• _PASSAGE SHOWN_:
We’ve been working with Kinova’s Jaco arm with joint torque sensors for the last year or so as part of our research at Applied Brain Research, and we put together a fun adaptive control demo and got to show it to Justin Trudeau. As you might have guessed based on previous posts, the robotic control used force control. Force control is available on the Jaco, but the API that comes with the arm has much too slow an update time for practical use for our application (around 100Hz, if I recall correctly).
So part of the work I did with Pawel Jaworski over the last year was to write an interface for force control to the Jaco arm that had a faster control loop. Using Kinova’s low level API, we managed to get things going at about 250Hz, which was sufficient for our purposes. In the hopes of saving other people the trouble of having to redo all this work to begin to be able to play around with force control on the Kinova, we’ve made the repo public and free for non-commercial use. It’s by no means fully optimized, but it is well tested and hopefully will be found useful!
The interface was designed to plug into our ABR Control repo, so you’ll also need that installed to get things working. Once both repos are installed, you can either use the controllers in the ABR Control repo or your own. The interface has a few options, which are shown in the following demo script:
import abr_jaco2 from abr_control.controllers import OSC robot_config = abr_jaco2.Config() interface = abr_jaco2.Interface(robot_config) ctrlr = OSC(robot_config) # instantiate things to avoid creating 200ms delay in main loop zeros = np.zeros(robot_config.N_LINKS) ctrlr.generate(q=zeros, dq=zeros, target=zeros(3)) # run once outside main loop as well, returns the cartesian # coordinates of the end effector robot_config.Tx('EE', q=zeros) interface.connect() interface.init_position_mode() interface.send_target_angles(robot_config.INIT_TORQUE_POSITION) target_xyz = [.57, .03 .87] # (x, y, z) target (metres) interface.init_force_mode() while 1: # returns a dictionary with q, dq feedback = interface.get_feedback() # ee position xyz = robot_config.Tx('EE', q=q, target_pos = target_xyz) u = ctrlr.generate(feedback['q'], feedback['dq'], target_xyz) interface.send_forces(u, dtype='float32') error = np.sqrt(np.sum((xyz - TARGET_XYZ[ii])**2)) if error < 0.02: break # switch back to position mode to move home and disconnect interface.init_position_mode() interface.send_target_angles(robot_config.INIT_TORQUE_POSITION) interface.disconnect()

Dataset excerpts
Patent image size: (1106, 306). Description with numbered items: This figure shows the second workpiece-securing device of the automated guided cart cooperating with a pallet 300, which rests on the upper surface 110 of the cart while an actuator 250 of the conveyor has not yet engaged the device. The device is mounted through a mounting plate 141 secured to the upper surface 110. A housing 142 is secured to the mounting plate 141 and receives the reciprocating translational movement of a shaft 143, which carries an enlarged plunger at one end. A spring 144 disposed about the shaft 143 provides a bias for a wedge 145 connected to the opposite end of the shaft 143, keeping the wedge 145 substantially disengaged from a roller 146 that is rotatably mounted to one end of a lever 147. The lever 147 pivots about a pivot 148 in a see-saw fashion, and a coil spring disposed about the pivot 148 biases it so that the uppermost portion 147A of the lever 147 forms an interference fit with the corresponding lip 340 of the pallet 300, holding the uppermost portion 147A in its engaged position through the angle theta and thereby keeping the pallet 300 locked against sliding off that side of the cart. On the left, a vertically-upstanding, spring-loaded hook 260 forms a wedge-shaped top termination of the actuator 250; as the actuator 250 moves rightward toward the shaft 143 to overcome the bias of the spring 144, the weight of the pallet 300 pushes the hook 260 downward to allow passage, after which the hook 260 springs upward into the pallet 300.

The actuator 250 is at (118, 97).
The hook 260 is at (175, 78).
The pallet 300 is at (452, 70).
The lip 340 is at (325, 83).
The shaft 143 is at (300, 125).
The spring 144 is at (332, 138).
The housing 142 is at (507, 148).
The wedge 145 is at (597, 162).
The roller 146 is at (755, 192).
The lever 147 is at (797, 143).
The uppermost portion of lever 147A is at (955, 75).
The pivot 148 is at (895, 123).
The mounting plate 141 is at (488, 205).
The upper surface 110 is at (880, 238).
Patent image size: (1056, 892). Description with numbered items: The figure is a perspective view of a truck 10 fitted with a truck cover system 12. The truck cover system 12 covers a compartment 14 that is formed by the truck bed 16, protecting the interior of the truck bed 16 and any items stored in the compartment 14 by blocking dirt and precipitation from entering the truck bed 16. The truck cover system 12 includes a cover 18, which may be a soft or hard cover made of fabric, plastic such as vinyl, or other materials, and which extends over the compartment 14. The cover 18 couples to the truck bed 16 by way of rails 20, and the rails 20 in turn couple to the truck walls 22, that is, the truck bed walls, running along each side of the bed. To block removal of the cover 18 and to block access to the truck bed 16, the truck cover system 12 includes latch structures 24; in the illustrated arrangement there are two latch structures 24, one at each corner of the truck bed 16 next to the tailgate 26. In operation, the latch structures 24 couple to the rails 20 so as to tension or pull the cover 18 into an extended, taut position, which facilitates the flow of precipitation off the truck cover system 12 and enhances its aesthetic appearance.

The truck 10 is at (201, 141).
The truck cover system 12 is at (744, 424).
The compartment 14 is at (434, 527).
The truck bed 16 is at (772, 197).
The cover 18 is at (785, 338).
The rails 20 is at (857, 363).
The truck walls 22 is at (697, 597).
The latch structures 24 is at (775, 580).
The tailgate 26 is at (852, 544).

• _USING THE INFORMATION_:
1 - Rewrite the robot-arm passage between "We’ve been working" and "I recall correctly).", inclusive, swapping "Jaco" for "Gen3" throughout.
2 - Extend the passage on the Jaco arm's force-control interface, picking up right after its closing line.

• _ANSWERS TO THE EXERCISES_:
1 -
We’ve been working with Kinova’s Gen3 arm with joint torque sensors for the last year or so as part of our research at Applied Brain Research, and we put together a fun adaptive control demo and got to show it to Justin Trudeau. As you might have guessed based on previous posts, the robotic control used force control. Force control is available on the Gen3, but the API that comes with the arm has much too slow an update time for practical use for our application (around 100Hz, if I recall correctly).

2 -
You can see you have the option for position control, but you can also initiate torque control mode and then start sending forces to the arm motors. To get a full feeling of what is available, we’ve got a bunch of example scripts that show off more of the functionality.
Here are some gifs feature Pawel showing the arm operating under force control. The first just shows compliance of normal operational space control (on the left) and an adaptation example (on the right). In both cases here the arm is moving to and trying to maintain a target location, and Pawel is pushing it away.
You can see that in the adaptive example the arm starts to compensate for the push, and then when Pawel lets go of the arm it overshoots the target because it’s compensating for a force that no longer exists.
So it’s our hope that this will be a useful tool for those with a Kinova Jaco arm with torque sensors exploring force control. If you end up using the library and come across places for improvement (there are many), contributions are very appreciated!
Also a big shout out to the Kinova support team that provided many hours of support during development! It’s an unusual use of the arm, and their engineers and support staff were great in getting back to us quickly and with useful advice and insights.